SHORT TASK
Copy, in full, each line of the material that holds the word "JSON".

>> start RECORDS PROVIDED

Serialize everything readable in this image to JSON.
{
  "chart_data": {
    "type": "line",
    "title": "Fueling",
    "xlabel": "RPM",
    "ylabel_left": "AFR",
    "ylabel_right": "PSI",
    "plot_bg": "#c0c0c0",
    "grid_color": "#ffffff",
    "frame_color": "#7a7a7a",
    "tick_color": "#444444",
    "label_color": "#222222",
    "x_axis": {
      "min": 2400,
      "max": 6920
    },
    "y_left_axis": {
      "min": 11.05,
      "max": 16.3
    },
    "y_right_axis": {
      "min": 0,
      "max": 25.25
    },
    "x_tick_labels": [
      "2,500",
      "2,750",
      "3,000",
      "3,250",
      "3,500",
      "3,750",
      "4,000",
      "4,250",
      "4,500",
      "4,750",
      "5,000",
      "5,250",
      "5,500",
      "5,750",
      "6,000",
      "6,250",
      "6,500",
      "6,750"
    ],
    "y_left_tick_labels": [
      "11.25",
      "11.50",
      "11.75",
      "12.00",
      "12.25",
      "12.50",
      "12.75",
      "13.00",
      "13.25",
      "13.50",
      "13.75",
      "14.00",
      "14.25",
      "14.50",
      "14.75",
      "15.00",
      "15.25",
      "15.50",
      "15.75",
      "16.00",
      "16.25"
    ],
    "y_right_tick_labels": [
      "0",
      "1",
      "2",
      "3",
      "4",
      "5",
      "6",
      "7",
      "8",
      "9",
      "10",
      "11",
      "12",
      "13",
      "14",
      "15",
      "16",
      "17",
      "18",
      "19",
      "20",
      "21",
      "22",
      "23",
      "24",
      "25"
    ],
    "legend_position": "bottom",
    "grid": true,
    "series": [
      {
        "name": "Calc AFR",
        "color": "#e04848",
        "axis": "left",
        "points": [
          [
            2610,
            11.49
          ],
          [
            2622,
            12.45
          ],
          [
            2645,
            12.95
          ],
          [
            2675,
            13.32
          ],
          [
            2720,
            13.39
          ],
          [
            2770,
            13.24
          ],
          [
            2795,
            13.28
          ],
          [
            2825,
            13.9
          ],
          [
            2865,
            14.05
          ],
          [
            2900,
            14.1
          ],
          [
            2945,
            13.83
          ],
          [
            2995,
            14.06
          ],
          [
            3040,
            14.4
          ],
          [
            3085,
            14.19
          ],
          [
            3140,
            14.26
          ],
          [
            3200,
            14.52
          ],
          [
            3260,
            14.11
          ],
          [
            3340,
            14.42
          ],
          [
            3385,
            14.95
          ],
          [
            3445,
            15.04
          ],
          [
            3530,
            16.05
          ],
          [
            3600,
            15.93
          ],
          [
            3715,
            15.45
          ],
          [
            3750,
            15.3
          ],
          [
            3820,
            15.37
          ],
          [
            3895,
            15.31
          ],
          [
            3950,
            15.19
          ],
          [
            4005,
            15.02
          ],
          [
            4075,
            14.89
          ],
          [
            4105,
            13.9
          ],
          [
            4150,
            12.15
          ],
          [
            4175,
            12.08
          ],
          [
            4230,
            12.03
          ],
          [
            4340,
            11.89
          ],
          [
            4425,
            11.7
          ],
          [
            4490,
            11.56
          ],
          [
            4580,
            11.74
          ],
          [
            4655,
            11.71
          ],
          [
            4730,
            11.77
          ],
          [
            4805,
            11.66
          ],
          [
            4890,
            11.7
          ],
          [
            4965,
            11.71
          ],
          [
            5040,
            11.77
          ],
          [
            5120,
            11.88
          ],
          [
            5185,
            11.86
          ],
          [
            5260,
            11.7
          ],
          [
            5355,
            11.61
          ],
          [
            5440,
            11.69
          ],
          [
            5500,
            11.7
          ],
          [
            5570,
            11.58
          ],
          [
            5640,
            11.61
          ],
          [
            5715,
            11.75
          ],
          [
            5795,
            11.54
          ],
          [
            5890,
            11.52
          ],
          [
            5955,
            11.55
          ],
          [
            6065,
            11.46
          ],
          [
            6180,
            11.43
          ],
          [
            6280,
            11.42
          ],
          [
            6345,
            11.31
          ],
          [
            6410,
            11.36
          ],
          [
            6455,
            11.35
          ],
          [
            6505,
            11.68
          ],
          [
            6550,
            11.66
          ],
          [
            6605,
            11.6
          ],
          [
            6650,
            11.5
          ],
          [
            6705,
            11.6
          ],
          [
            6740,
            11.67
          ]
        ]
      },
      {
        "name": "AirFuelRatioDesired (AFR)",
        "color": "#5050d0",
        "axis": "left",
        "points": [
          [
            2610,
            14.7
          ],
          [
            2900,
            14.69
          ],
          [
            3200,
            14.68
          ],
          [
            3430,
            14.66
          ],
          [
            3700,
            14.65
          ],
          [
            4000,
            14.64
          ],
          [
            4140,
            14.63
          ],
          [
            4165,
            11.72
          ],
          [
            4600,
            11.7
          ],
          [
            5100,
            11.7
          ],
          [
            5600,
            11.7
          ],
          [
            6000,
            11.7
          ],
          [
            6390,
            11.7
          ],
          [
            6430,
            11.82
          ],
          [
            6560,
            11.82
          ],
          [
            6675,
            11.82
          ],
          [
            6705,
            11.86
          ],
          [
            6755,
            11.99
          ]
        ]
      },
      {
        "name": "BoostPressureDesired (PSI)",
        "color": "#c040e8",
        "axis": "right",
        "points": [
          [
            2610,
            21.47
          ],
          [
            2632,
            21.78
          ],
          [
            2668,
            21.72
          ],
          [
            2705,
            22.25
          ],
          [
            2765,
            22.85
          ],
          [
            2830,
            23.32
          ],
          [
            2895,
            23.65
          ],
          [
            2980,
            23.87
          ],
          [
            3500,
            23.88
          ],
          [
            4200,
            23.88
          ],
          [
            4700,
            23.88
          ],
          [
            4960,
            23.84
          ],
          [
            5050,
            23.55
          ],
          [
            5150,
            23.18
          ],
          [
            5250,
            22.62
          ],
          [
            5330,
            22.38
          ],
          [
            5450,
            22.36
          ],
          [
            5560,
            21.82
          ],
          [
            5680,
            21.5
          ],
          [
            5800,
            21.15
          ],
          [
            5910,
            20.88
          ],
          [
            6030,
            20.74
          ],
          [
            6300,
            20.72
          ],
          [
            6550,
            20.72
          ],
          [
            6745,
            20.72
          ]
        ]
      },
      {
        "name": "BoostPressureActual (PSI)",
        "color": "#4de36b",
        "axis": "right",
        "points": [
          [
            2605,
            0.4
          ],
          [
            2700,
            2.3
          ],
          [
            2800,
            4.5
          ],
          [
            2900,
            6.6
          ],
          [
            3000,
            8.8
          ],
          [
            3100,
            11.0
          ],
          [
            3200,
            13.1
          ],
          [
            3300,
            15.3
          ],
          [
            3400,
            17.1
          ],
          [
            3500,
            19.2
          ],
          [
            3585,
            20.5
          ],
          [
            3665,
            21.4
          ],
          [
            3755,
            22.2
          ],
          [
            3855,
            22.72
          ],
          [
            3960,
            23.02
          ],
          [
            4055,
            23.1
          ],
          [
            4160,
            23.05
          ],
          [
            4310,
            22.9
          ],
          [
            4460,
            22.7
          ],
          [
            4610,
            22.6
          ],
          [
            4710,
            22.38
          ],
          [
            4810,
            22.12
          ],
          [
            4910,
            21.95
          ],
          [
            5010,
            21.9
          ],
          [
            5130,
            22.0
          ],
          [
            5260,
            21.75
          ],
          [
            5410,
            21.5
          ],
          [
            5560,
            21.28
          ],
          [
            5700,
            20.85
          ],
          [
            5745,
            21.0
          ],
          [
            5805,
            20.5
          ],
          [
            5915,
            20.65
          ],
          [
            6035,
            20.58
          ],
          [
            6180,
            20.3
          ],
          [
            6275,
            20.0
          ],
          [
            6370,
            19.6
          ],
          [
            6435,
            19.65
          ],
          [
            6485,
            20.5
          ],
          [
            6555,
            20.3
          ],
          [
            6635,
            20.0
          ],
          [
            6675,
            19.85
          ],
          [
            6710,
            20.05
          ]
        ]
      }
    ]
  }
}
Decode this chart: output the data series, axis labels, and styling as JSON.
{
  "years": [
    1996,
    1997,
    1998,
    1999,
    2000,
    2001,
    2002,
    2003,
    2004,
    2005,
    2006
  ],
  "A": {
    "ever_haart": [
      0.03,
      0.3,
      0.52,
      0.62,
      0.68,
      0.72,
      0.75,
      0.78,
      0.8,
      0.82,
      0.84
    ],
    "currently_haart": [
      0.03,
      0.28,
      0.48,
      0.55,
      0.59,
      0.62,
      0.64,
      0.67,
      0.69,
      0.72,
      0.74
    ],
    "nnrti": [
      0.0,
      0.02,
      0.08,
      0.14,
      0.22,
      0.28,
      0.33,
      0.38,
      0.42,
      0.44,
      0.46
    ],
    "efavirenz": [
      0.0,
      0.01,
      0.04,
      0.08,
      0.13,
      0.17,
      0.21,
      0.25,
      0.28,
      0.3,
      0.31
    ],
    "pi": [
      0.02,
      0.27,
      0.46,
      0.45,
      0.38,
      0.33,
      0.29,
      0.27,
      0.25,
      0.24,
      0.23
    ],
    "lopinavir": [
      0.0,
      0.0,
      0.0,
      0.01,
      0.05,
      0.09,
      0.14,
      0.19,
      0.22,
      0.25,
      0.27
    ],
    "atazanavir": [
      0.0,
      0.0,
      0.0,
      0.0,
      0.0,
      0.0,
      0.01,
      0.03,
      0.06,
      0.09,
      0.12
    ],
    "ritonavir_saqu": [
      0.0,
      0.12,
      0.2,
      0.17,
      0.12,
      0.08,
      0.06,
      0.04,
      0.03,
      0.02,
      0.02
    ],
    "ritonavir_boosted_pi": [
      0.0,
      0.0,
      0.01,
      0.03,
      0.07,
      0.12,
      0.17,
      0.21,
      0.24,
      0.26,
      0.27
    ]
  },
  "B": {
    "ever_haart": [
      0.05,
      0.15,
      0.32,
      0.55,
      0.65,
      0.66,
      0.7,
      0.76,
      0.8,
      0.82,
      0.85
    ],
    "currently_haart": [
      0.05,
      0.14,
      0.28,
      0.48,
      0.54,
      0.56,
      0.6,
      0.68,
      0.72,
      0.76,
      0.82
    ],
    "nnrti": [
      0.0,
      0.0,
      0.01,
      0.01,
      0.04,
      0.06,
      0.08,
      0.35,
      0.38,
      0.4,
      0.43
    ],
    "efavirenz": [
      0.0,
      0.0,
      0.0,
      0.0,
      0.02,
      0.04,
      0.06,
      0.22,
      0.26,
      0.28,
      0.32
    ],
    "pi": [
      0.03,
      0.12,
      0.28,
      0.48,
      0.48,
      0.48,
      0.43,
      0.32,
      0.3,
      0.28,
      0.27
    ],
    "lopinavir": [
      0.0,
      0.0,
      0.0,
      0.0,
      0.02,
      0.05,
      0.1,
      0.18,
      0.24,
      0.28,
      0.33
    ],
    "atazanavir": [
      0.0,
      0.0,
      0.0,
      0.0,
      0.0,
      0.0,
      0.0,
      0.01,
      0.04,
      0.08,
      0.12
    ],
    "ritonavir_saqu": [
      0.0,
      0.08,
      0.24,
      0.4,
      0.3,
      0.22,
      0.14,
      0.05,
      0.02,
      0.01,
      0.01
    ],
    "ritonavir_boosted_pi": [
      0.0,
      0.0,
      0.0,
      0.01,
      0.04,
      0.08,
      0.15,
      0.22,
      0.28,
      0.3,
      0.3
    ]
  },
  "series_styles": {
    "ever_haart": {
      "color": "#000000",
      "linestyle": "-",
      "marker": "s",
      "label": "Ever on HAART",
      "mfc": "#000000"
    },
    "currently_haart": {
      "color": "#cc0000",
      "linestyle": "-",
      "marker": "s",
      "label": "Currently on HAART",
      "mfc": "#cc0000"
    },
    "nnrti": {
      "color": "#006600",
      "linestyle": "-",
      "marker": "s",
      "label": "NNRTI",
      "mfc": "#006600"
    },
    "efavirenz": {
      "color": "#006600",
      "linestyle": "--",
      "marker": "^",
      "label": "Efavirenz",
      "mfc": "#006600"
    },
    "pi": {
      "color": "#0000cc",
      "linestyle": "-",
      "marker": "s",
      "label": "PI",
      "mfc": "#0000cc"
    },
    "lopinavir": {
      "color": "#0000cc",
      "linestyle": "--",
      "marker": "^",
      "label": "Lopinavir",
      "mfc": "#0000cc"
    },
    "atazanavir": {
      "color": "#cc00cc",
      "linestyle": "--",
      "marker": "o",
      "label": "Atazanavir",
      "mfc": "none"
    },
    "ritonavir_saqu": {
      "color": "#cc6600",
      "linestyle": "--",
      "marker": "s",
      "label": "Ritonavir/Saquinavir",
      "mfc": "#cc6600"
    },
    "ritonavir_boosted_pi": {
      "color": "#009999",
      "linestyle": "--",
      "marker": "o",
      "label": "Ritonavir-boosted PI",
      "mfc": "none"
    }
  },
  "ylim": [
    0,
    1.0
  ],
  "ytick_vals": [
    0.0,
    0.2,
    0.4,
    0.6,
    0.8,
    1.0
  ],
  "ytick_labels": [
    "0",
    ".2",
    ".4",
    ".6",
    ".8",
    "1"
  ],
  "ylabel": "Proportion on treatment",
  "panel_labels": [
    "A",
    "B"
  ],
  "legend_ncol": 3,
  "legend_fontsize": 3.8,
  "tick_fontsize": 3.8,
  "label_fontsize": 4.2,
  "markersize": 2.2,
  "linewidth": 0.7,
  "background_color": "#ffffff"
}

>> end RECORDS PROVIDED

WRITTEN ANSWER
Serialize everything readable in this image to JSON.
Decode this chart: output the data series, axis labels, and styling as JSON.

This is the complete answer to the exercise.